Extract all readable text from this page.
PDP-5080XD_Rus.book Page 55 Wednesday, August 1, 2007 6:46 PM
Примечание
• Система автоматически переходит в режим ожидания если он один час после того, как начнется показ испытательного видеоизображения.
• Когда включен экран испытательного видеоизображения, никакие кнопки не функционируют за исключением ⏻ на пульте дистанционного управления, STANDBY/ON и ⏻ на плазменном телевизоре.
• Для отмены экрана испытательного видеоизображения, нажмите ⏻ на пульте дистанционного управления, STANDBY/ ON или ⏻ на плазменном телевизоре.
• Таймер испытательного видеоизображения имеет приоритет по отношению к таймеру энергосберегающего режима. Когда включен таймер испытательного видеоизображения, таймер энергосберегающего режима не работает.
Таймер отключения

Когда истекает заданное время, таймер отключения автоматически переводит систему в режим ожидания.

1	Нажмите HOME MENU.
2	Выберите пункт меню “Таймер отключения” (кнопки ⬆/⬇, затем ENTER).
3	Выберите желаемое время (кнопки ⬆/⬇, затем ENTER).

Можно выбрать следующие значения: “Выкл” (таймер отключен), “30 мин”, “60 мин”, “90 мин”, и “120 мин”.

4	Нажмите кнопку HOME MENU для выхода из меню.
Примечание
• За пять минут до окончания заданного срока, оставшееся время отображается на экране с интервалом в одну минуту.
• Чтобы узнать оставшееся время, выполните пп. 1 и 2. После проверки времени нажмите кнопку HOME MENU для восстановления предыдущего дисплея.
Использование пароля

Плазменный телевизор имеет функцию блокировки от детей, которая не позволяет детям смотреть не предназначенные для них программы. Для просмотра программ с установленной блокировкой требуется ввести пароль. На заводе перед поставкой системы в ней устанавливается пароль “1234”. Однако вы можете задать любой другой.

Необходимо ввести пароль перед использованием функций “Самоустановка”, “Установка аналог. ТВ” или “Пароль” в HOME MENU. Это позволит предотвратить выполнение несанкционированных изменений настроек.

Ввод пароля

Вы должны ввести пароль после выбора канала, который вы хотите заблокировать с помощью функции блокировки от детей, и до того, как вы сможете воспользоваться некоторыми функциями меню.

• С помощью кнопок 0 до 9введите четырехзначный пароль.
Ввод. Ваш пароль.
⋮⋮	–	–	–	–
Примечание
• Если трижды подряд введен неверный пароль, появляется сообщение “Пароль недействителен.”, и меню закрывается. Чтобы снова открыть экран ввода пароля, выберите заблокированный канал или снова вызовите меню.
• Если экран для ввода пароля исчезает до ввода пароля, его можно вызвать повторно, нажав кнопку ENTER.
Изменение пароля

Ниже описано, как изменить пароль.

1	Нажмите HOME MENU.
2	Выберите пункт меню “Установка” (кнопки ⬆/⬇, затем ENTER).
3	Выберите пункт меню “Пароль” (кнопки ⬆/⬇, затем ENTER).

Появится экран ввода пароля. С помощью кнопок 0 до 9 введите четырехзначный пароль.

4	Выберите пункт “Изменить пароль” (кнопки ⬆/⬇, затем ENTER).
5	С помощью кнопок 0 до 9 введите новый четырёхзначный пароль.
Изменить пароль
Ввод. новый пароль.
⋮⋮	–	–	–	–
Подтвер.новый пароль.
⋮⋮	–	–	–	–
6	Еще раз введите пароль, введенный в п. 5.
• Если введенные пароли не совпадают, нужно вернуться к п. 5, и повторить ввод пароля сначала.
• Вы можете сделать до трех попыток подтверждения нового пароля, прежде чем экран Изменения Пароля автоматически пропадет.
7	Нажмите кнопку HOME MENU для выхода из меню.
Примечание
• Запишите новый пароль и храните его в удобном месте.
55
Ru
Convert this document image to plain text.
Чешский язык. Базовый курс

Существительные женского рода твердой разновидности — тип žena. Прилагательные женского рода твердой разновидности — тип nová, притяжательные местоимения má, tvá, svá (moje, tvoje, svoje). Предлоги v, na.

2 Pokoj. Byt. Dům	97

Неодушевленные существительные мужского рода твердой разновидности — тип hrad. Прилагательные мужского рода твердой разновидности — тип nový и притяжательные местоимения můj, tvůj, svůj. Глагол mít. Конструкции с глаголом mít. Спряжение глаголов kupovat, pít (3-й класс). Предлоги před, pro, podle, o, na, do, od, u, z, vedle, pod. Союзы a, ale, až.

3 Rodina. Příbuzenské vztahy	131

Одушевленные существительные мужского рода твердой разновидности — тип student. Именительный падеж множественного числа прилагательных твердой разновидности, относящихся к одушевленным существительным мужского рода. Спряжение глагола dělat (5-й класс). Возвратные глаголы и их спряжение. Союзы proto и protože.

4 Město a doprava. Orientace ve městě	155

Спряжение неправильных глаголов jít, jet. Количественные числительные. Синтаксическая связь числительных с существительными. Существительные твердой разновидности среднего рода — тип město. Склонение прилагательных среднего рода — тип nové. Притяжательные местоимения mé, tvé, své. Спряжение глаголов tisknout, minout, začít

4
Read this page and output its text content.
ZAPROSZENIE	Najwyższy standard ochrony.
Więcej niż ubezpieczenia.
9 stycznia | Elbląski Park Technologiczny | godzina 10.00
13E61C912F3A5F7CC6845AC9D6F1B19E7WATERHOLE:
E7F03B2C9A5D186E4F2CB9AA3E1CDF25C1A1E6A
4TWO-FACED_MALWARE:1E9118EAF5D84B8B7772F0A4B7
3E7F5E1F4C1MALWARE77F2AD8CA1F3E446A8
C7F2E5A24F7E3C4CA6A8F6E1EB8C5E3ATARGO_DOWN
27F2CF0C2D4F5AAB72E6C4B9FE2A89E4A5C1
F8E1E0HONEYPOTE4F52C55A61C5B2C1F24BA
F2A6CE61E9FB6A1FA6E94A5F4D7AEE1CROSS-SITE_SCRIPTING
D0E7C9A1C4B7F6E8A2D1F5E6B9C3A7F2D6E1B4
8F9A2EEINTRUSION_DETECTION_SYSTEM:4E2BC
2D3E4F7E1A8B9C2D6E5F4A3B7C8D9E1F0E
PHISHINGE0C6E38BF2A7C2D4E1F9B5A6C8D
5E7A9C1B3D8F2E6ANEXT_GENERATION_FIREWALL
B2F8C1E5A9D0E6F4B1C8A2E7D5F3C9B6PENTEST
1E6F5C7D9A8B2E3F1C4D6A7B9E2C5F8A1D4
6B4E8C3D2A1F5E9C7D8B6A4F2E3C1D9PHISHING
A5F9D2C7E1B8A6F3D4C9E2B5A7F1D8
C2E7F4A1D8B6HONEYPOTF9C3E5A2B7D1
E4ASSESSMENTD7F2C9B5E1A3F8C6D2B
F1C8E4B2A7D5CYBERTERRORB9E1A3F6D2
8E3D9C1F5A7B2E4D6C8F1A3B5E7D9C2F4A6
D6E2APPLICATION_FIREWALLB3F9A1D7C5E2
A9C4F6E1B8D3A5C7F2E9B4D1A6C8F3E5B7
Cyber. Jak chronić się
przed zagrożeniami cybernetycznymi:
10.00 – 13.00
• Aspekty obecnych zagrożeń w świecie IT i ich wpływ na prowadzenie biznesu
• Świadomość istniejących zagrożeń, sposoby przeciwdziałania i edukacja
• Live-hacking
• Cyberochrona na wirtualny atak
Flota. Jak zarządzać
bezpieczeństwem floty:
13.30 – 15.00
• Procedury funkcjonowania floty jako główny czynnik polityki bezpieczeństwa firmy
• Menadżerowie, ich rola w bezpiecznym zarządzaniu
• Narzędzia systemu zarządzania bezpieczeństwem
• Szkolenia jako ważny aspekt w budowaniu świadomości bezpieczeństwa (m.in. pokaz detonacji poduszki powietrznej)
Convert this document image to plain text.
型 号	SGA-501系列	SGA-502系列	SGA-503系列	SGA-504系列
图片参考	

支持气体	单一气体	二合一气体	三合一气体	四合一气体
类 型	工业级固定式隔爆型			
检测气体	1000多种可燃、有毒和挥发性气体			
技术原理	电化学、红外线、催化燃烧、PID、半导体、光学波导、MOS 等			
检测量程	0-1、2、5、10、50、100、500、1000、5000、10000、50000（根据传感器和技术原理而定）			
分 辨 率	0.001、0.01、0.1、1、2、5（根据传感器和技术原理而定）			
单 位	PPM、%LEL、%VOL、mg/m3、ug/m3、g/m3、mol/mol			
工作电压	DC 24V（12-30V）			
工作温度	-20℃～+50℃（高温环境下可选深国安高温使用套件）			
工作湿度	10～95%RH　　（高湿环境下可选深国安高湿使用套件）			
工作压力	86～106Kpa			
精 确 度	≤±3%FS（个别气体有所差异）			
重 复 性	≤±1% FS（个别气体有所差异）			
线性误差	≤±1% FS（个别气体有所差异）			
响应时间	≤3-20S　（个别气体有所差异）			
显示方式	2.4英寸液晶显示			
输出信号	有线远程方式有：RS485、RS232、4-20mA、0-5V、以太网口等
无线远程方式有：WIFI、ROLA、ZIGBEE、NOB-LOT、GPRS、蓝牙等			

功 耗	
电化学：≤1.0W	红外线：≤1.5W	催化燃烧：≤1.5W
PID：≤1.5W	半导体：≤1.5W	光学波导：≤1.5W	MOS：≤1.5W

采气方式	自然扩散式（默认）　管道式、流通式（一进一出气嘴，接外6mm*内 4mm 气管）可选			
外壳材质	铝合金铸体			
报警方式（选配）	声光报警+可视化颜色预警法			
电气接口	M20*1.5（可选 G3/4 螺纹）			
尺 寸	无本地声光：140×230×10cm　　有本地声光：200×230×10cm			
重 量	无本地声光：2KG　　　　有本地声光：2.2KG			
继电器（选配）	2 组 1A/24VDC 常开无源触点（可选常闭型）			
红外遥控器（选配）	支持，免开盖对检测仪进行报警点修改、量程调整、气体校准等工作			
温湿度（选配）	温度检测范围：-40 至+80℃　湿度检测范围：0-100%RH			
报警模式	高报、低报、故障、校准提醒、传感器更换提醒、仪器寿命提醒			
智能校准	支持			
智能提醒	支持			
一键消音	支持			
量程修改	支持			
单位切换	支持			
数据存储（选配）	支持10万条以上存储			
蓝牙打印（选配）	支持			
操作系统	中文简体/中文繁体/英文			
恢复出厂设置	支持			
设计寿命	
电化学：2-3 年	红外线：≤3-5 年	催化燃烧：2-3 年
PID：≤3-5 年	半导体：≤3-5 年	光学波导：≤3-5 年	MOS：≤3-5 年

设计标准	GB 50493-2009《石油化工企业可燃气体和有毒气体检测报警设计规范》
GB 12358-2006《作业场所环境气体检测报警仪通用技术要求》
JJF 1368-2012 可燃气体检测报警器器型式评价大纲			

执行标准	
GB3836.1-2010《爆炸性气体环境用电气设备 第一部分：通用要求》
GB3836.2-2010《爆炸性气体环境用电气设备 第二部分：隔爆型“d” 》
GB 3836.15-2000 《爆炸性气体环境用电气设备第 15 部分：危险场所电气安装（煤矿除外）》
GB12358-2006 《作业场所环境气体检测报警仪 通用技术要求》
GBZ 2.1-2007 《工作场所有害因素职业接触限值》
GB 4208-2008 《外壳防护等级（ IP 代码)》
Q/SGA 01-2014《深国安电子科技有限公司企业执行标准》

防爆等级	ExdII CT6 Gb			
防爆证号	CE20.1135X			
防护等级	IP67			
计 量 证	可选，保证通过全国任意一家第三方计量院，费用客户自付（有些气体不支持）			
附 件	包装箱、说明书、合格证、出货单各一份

> _Given request_
Copy all lines from the material that include "Когда".

> _Response_
• Когда включен экран испытательного видеоизображения, никакие кнопки не функционируют за исключением ⏻ на пульте дистанционного управления, STANDBY/ON и ⏻ на плазменном телевизоре.
• Таймер испытательного видеоизображения имеет приоритет по отношению к таймеру энергосберегающего режима. Когда включен таймер испытательного видеоизображения, таймер энергосберегающего режима не работает.
Когда истекает заданное время, таймер отключения автоматически переводит систему в режим ожидания.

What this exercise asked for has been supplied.